Extracted data |
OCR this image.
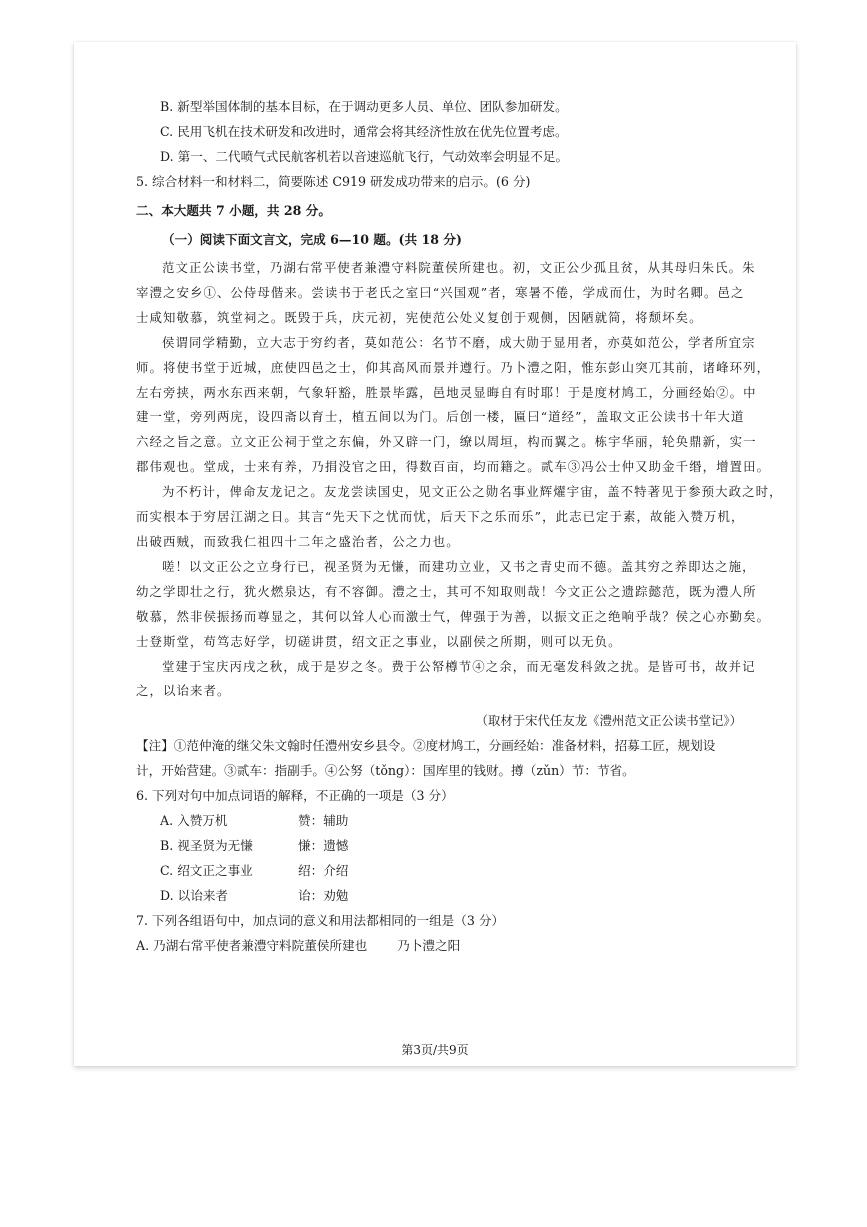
B. 新型举国体制的基本目标，在于调动更多人员、单位、团队参加研发。
C. 民用飞机在技术研发和改进时，通常会将其经济性放在优先位置考虑。
D. 第一、二代喷气式民航客机若以音速巡航飞行，气动效率会明显不足。
5. 综合材料一和材料二，简要陈述 C919 研发成功带来的启示。(6 分)
二、本大题共 7 小题，共 28 分。
（一）阅读下面文言文，完成 6—10 题。(共 18 分)
范文正公读书堂，乃湖右常平使者兼澧守料院董侯所建也。初，文正公少孤且贫，从其母归朱氏。朱
宰澧之安乡①、公侍母偕来。尝读书于老氏之室曰“兴国观”者，寒暑不倦，学成而仕，为时名卿。邑之
士咸知敬慕，筑堂祠之。既毁于兵，庆元初，宪使范公处义复创于观侧，因陋就简，将颓坏矣。
侯谓同学精勤，立大志于穷约者，莫如范公：名节不磨，成大勋于显用者，亦莫如范公，学者所宜宗
师。将使书堂于近城，庶使四邑之士，仰其高风而景并遵行。乃卜澧之阳，惟东彭山突兀其前，诸峰环列，
左右旁挟，两水东西来朝，气象轩豁，胜景毕露，邑地灵显晦自有时耶！于是度材鸠工，分画经始②。中
建一堂，旁列两庑，设四斋以育士，植五间以为门。后创一楼，匾曰“道经”，盖取文正公读书十年大道
六经之旨之意。立文正公祠于堂之东偏，外又辟一门，缭以周垣，构而翼之。栋宇华丽，轮奂鼎新，实一
郡伟观也。堂成，士来有养，乃捐没官之田，得数百亩，均而籍之。贰车③冯公士仲又助金千缗，增置田。
为不朽计，俾命友龙记之。友龙尝读国史，见文正公之勋名事业辉燿宇宙，盖不特著见于参预大政之时，
而实根本于穷居江湖之日。其言“先天下之忧而忧，后天下之乐而乐”，此志已定于素，故能入赞万机，
出破西贼，而致我仁祖四十二年之盛治者，公之力也。
嗟！以文正公之立身行已，视圣贤为无慊，而建功立业，又书之青史而不德。盖其穷之养即达之施，
幼之学即壮之行，犹火燃泉达，有不容御。澧之士，其可不知取则哉！今文正公之遗踪懿范，既为澧人所
敬慕，然非侯振扬而尊显之，其何以耸人心而激士气，俾强于为善，以振文正之绝响乎哉？侯之心亦勤矣。
士登斯堂，苟笃志好学，切磋讲贯，绍文正之事业，以副侯之所期，则可以无负。
堂建于宝庆丙戌之秋，成于是岁之冬。费于公帑樽节④之余，而无毫发科敛之扰。是皆可书，故并记
之，以诒来者。
（取材于宋代任友龙《澧州范文正公读书堂记》）
【注】①范仲淹的继父朱文翰时任澧州安乡县令。②度材鸠工，分画经始：准备材料，招募工匠，规划设
计，开始营建。③贰车：指副手。④公努（tǒng）：国库里的钱财。撙（zǔn）节：节省。
6. 下列对句中加点词语的解释，不正确的一项是（3 分）
A. 入赞万机	赞：辅助
B. 视圣贤为无慊	慊：遗憾
C. 绍文正之事业	绍：介绍
D. 以诒来者	诒：劝勉
7. 下列各组语句中，加点词的意义和用法都相同的一组是（3 分）
A. 乃湖右常平使者兼澧守料院董侯所建也 乃卜澧之阳
第3页/共9页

Written instruction | Take the listing above and restate it word for word, without its pictures.

Final result |
OCR this image.
B. 新型举国体制的基本目标，在于调动更多人员、单位、团队参加研发。
C. 民用飞机在技术研发和改进时，通常会将其经济性放在优先位置考虑。
D. 第一、二代喷气式民航客机若以音速巡航飞行，气动效率会明显不足。
5. 综合材料一和材料二，简要陈述 C919 研发成功带来的启示。(6 分)
二、本大题共 7 小题，共 28 分。
（一）阅读下面文言文，完成 6—10 题。(共 18 分)
范文正公读书堂，乃湖右常平使者兼澧守料院董侯所建也。初，文正公少孤且贫，从其母归朱氏。朱
宰澧之安乡①、公侍母偕来。尝读书于老氏之室曰“兴国观”者，寒暑不倦，学成而仕，为时名卿。邑之
士咸知敬慕，筑堂祠之。既毁于兵，庆元初，宪使范公处义复创于观侧，因陋就简，将颓坏矣。
侯谓同学精勤，立大志于穷约者，莫如范公：名节不磨，成大勋于显用者，亦莫如范公，学者所宜宗
师。将使书堂于近城，庶使四邑之士，仰其高风而景并遵行。乃卜澧之阳，惟东彭山突兀其前，诸峰环列，
左右旁挟，两水东西来朝，气象轩豁，胜景毕露，邑地灵显晦自有时耶！于是度材鸠工，分画经始②。中
建一堂，旁列两庑，设四斋以育士，植五间以为门。后创一楼，匾曰“道经”，盖取文正公读书十年大道
六经之旨之意。立文正公祠于堂之东偏，外又辟一门，缭以周垣，构而翼之。栋宇华丽，轮奂鼎新，实一
郡伟观也。堂成，士来有养，乃捐没官之田，得数百亩，均而籍之。贰车③冯公士仲又助金千缗，增置田。
为不朽计，俾命友龙记之。友龙尝读国史，见文正公之勋名事业辉燿宇宙，盖不特著见于参预大政之时，
而实根本于穷居江湖之日。其言“先天下之忧而忧，后天下之乐而乐”，此志已定于素，故能入赞万机，
出破西贼，而致我仁祖四十二年之盛治者，公之力也。
嗟！以文正公之立身行已，视圣贤为无慊，而建功立业，又书之青史而不德。盖其穷之养即达之施，
幼之学即壮之行，犹火燃泉达，有不容御。澧之士，其可不知取则哉！今文正公之遗踪懿范，既为澧人所
敬慕，然非侯振扬而尊显之，其何以耸人心而激士气，俾强于为善，以振文正之绝响乎哉？侯之心亦勤矣。
士登斯堂，苟笃志好学，切磋讲贯，绍文正之事业，以副侯之所期，则可以无负。
堂建于宝庆丙戌之秋，成于是岁之冬。费于公帑樽节④之余，而无毫发科敛之扰。是皆可书，故并记
之，以诒来者。
（取材于宋代任友龙《澧州范文正公读书堂记》）
【注】①范仲淹的继父朱文翰时任澧州安乡县令。②度材鸠工，分画经始：准备材料，招募工匠，规划设
计，开始营建。③贰车：指副手。④公努（tǒng）：国库里的钱财。撙（zǔn）节：节省。
6. 下列对句中加点词语的解释，不正确的一项是（3 分）
A. 入赞万机	赞：辅助
B. 视圣贤为无慊	慊：遗憾
C. 绍文正之事业	绍：介绍
D. 以诒来者	诒：劝勉
7. 下列各组语句中，加点词的意义和用法都相同的一组是（3 分）
A. 乃湖右常平使者兼澧守料院董侯所建也 乃卜澧之阳
第3页/共9页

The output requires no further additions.